> Goal
Provide nothing beyond the count of lines that include the string "screenshot".

> Records provided
= = = = = = =

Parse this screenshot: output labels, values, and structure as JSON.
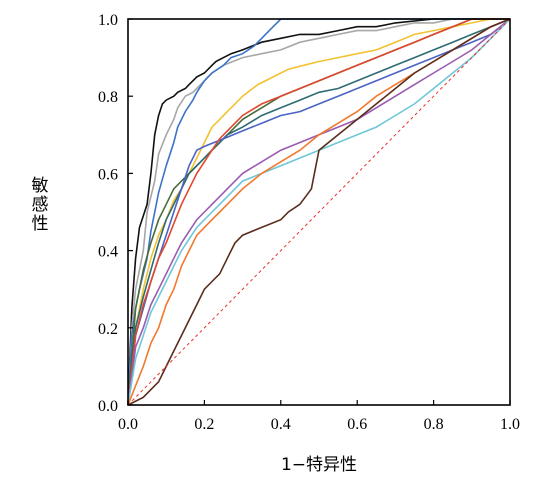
{
  "chart_data": {
    "type": "line",
    "title": "",
    "xlabel": "1−特异性",
    "ylabel": "敏感性",
    "xlim": [
      0,
      1
    ],
    "ylim": [
      0,
      1
    ],
    "x_ticks": [
      "0.0",
      "0.2",
      "0.4",
      "0.6",
      "0.8",
      "1.0"
    ],
    "y_ticks": [
      "0.0",
      "0.2",
      "0.4",
      "0.6",
      "0.8",
      "1.0"
    ],
    "grid": false,
    "legend": "none",
    "reference_line": {
      "x": [
        0,
        1
      ],
      "y": [
        0,
        1
      ],
      "color": "#e8302a",
      "style": "dashed"
    },
    "series": [
      {
        "color": "#111111",
        "x": [
          0,
          0.01,
          0.02,
          0.03,
          0.05,
          0.06,
          0.07,
          0.08,
          0.09,
          0.1,
          0.12,
          0.13,
          0.15,
          0.16,
          0.17,
          0.18,
          0.2,
          0.22,
          0.23,
          0.25,
          0.27,
          0.3,
          0.35,
          0.4,
          0.45,
          0.5,
          0.55,
          0.6,
          0.65,
          0.7,
          0.8,
          1.0
        ],
        "y": [
          0,
          0.25,
          0.38,
          0.46,
          0.52,
          0.6,
          0.7,
          0.75,
          0.78,
          0.79,
          0.8,
          0.81,
          0.82,
          0.83,
          0.84,
          0.85,
          0.86,
          0.88,
          0.89,
          0.9,
          0.91,
          0.92,
          0.94,
          0.95,
          0.96,
          0.96,
          0.97,
          0.98,
          0.98,
          0.99,
          1.0,
          1.0
        ]
      },
      {
        "color": "#a7a7a7",
        "x": [
          0,
          0.01,
          0.02,
          0.04,
          0.05,
          0.07,
          0.08,
          0.1,
          0.12,
          0.13,
          0.15,
          0.17,
          0.18,
          0.2,
          0.22,
          0.25,
          0.3,
          0.35,
          0.4,
          0.45,
          0.5,
          0.55,
          0.6,
          0.65,
          0.7,
          0.75,
          0.8,
          0.85,
          0.9,
          1.0
        ],
        "y": [
          0,
          0.2,
          0.3,
          0.4,
          0.5,
          0.58,
          0.65,
          0.7,
          0.74,
          0.77,
          0.8,
          0.81,
          0.82,
          0.84,
          0.86,
          0.88,
          0.9,
          0.91,
          0.92,
          0.94,
          0.95,
          0.96,
          0.97,
          0.97,
          0.98,
          0.99,
          0.99,
          1.0,
          1.0,
          1.0
        ]
      },
      {
        "color": "#3b73c8",
        "x": [
          0,
          0.01,
          0.02,
          0.03,
          0.05,
          0.06,
          0.08,
          0.1,
          0.12,
          0.13,
          0.15,
          0.17,
          0.18,
          0.2,
          0.22,
          0.25,
          0.27,
          0.3,
          0.33,
          0.35,
          0.37,
          0.4,
          0.45,
          0.5,
          0.6,
          0.7,
          0.8,
          0.9,
          1.0
        ],
        "y": [
          0,
          0.18,
          0.25,
          0.3,
          0.38,
          0.45,
          0.55,
          0.62,
          0.68,
          0.72,
          0.76,
          0.79,
          0.81,
          0.84,
          0.86,
          0.88,
          0.9,
          0.91,
          0.93,
          0.95,
          0.97,
          1.0,
          1.0,
          1.0,
          1.0,
          1.0,
          1.0,
          1.0,
          1.0
        ]
      },
      {
        "color": "#f2c230",
        "x": [
          0,
          0.02,
          0.04,
          0.06,
          0.08,
          0.1,
          0.12,
          0.14,
          0.16,
          0.18,
          0.2,
          0.22,
          0.24,
          0.26,
          0.28,
          0.3,
          0.34,
          0.38,
          0.42,
          0.46,
          0.5,
          0.55,
          0.6,
          0.65,
          0.7,
          0.75,
          0.8,
          0.85,
          0.9,
          0.95,
          1.0
        ],
        "y": [
          0,
          0.2,
          0.3,
          0.38,
          0.44,
          0.48,
          0.53,
          0.56,
          0.6,
          0.64,
          0.68,
          0.72,
          0.74,
          0.76,
          0.78,
          0.8,
          0.83,
          0.85,
          0.87,
          0.88,
          0.89,
          0.9,
          0.91,
          0.92,
          0.94,
          0.96,
          0.97,
          0.98,
          0.99,
          1.0,
          1.0
        ]
      },
      {
        "color": "#4a6b3a",
        "x": [
          0,
          0.02,
          0.04,
          0.06,
          0.08,
          0.1,
          0.12,
          0.14,
          0.16,
          0.18,
          0.2,
          0.22,
          0.24,
          0.26,
          0.28,
          0.3,
          0.35,
          0.4,
          0.45,
          0.5,
          0.55,
          0.6,
          0.65,
          0.7,
          0.75,
          0.8,
          0.85,
          0.9,
          1.0
        ],
        "y": [
          0,
          0.25,
          0.35,
          0.42,
          0.48,
          0.52,
          0.56,
          0.58,
          0.6,
          0.62,
          0.64,
          0.66,
          0.68,
          0.7,
          0.72,
          0.74,
          0.77,
          0.8,
          0.82,
          0.84,
          0.86,
          0.88,
          0.9,
          0.92,
          0.94,
          0.96,
          0.98,
          1.0,
          1.0
        ]
      },
      {
        "color": "#2f6b73",
        "x": [
          0,
          0.02,
          0.04,
          0.06,
          0.08,
          0.1,
          0.12,
          0.14,
          0.16,
          0.18,
          0.2,
          0.22,
          0.24,
          0.26,
          0.28,
          0.3,
          0.35,
          0.4,
          0.45,
          0.5,
          0.55,
          0.6,
          0.65,
          0.7,
          0.75,
          0.8,
          0.85,
          0.9,
          0.95,
          1.0
        ],
        "y": [
          0,
          0.2,
          0.28,
          0.35,
          0.42,
          0.48,
          0.52,
          0.56,
          0.6,
          0.62,
          0.64,
          0.66,
          0.68,
          0.7,
          0.71,
          0.72,
          0.75,
          0.77,
          0.79,
          0.81,
          0.82,
          0.84,
          0.86,
          0.88,
          0.9,
          0.92,
          0.94,
          0.96,
          0.98,
          1.0
        ]
      },
      {
        "color": "#4b63c6",
        "x": [
          0,
          0.02,
          0.04,
          0.06,
          0.08,
          0.1,
          0.12,
          0.14,
          0.16,
          0.18,
          0.2,
          0.25,
          0.3,
          0.35,
          0.4,
          0.45,
          0.5,
          0.55,
          0.6,
          0.65,
          0.7,
          0.75,
          0.8,
          0.85,
          0.9,
          0.95,
          1.0
        ],
        "y": [
          0,
          0.18,
          0.25,
          0.32,
          0.38,
          0.44,
          0.5,
          0.56,
          0.62,
          0.66,
          0.67,
          0.69,
          0.71,
          0.73,
          0.75,
          0.76,
          0.78,
          0.8,
          0.82,
          0.84,
          0.86,
          0.88,
          0.9,
          0.92,
          0.94,
          0.96,
          1.0
        ]
      },
      {
        "color": "#e0482e",
        "x": [
          0,
          0.02,
          0.04,
          0.06,
          0.08,
          0.1,
          0.12,
          0.14,
          0.16,
          0.18,
          0.2,
          0.22,
          0.24,
          0.26,
          0.28,
          0.3,
          0.35,
          0.4,
          0.45,
          0.5,
          0.55,
          0.6,
          0.65,
          0.7,
          0.75,
          0.8,
          0.85,
          0.9,
          1.0
        ],
        "y": [
          0,
          0.18,
          0.26,
          0.32,
          0.38,
          0.42,
          0.47,
          0.52,
          0.56,
          0.6,
          0.63,
          0.66,
          0.69,
          0.71,
          0.73,
          0.75,
          0.78,
          0.8,
          0.82,
          0.84,
          0.86,
          0.88,
          0.9,
          0.92,
          0.94,
          0.96,
          0.98,
          1.0,
          1.0
        ]
      },
      {
        "color": "#9a5bb0",
        "x": [
          0,
          0.02,
          0.04,
          0.06,
          0.08,
          0.1,
          0.12,
          0.14,
          0.16,
          0.18,
          0.2,
          0.22,
          0.24,
          0.26,
          0.28,
          0.3,
          0.35,
          0.4,
          0.45,
          0.5,
          0.55,
          0.6,
          0.65,
          0.7,
          0.75,
          0.8,
          0.85,
          0.9,
          0.95,
          1.0
        ],
        "y": [
          0,
          0.15,
          0.2,
          0.26,
          0.3,
          0.34,
          0.38,
          0.42,
          0.45,
          0.48,
          0.5,
          0.52,
          0.54,
          0.56,
          0.58,
          0.6,
          0.63,
          0.66,
          0.68,
          0.7,
          0.72,
          0.74,
          0.77,
          0.8,
          0.83,
          0.86,
          0.89,
          0.92,
          0.96,
          1.0
        ]
      },
      {
        "color": "#6fc7d7",
        "x": [
          0,
          0.02,
          0.04,
          0.06,
          0.08,
          0.1,
          0.12,
          0.14,
          0.16,
          0.18,
          0.2,
          0.22,
          0.24,
          0.26,
          0.28,
          0.3,
          0.35,
          0.4,
          0.45,
          0.5,
          0.55,
          0.6,
          0.65,
          0.7,
          0.75,
          0.8,
          0.85,
          0.9,
          0.95,
          1.0
        ],
        "y": [
          0,
          0.12,
          0.18,
          0.24,
          0.28,
          0.32,
          0.36,
          0.4,
          0.43,
          0.46,
          0.48,
          0.5,
          0.52,
          0.54,
          0.56,
          0.58,
          0.6,
          0.62,
          0.64,
          0.66,
          0.68,
          0.7,
          0.72,
          0.75,
          0.78,
          0.82,
          0.86,
          0.9,
          0.95,
          1.0
        ]
      },
      {
        "color": "#f2792e",
        "x": [
          0,
          0.02,
          0.04,
          0.06,
          0.08,
          0.1,
          0.12,
          0.14,
          0.16,
          0.18,
          0.2,
          0.22,
          0.24,
          0.26,
          0.28,
          0.3,
          0.35,
          0.4,
          0.45,
          0.5,
          0.55,
          0.6,
          0.65,
          0.7,
          0.75,
          0.8,
          0.85,
          0.9,
          0.95,
          1.0
        ],
        "y": [
          0,
          0.05,
          0.1,
          0.16,
          0.2,
          0.26,
          0.3,
          0.36,
          0.4,
          0.44,
          0.46,
          0.48,
          0.5,
          0.52,
          0.54,
          0.56,
          0.6,
          0.63,
          0.66,
          0.7,
          0.73,
          0.76,
          0.8,
          0.83,
          0.86,
          0.89,
          0.92,
          0.95,
          0.98,
          1.0
        ]
      },
      {
        "color": "#5a2d1d",
        "x": [
          0,
          0.04,
          0.06,
          0.08,
          0.1,
          0.12,
          0.14,
          0.16,
          0.18,
          0.2,
          0.22,
          0.24,
          0.26,
          0.28,
          0.3,
          0.35,
          0.4,
          0.42,
          0.45,
          0.48,
          0.5,
          0.55,
          0.6,
          0.65,
          0.7,
          0.75,
          0.8,
          0.85,
          0.9,
          0.95,
          1.0
        ],
        "y": [
          0,
          0.02,
          0.04,
          0.06,
          0.1,
          0.14,
          0.18,
          0.22,
          0.26,
          0.3,
          0.32,
          0.34,
          0.38,
          0.42,
          0.44,
          0.46,
          0.48,
          0.5,
          0.52,
          0.56,
          0.66,
          0.7,
          0.74,
          0.78,
          0.82,
          0.86,
          0.89,
          0.92,
          0.95,
          0.98,
          1.0
        ]
      }
    ]
  }
}
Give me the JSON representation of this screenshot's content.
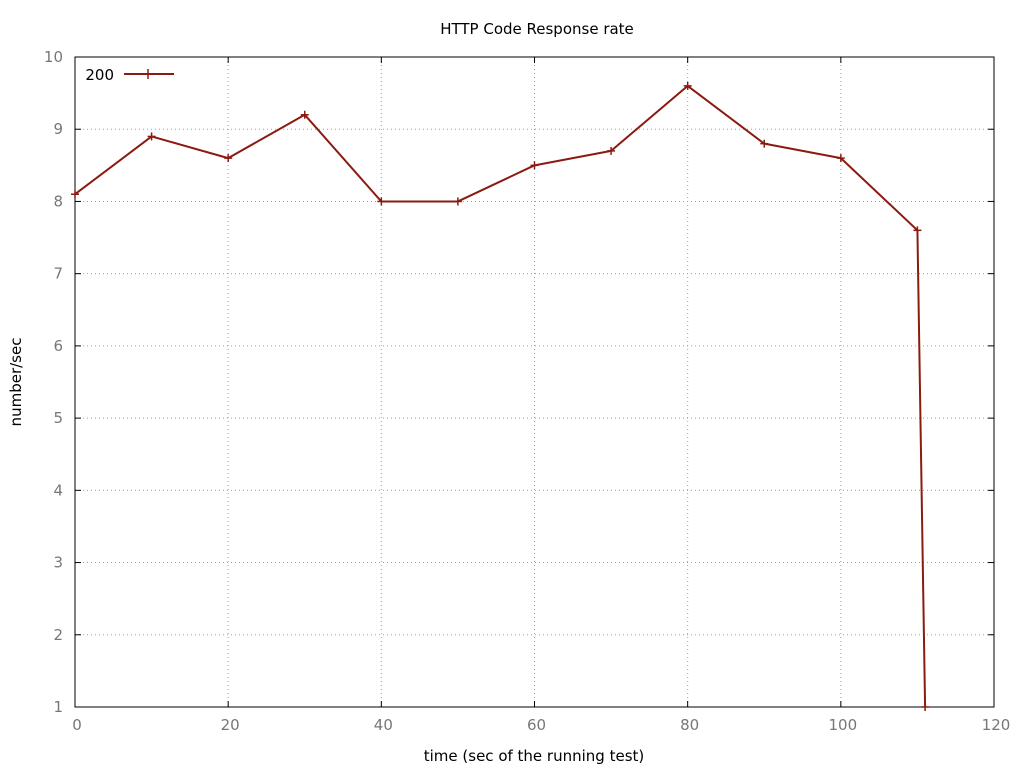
{
  "chart_data": {
    "type": "line",
    "title": "HTTP Code Response rate",
    "xlabel": "time (sec of the running test)",
    "ylabel": "number/sec",
    "xlim": [
      0,
      120
    ],
    "ylim": [
      1,
      10
    ],
    "x_ticks": [
      0,
      20,
      40,
      60,
      80,
      100,
      120
    ],
    "y_ticks": [
      1,
      2,
      3,
      4,
      5,
      6,
      7,
      8,
      9,
      10
    ],
    "grid": true,
    "legend_position": "top-left",
    "series": [
      {
        "name": "200",
        "color": "#8b1a10",
        "marker": "plus",
        "x": [
          0,
          10,
          20,
          30,
          40,
          50,
          60,
          70,
          80,
          90,
          100,
          110,
          111
        ],
        "y": [
          8.1,
          8.9,
          8.6,
          9.2,
          8.0,
          8.0,
          8.5,
          8.7,
          9.6,
          8.8,
          8.6,
          7.6,
          1.0
        ]
      }
    ]
  }
}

= = = = = = =

> Solution to this exercise
2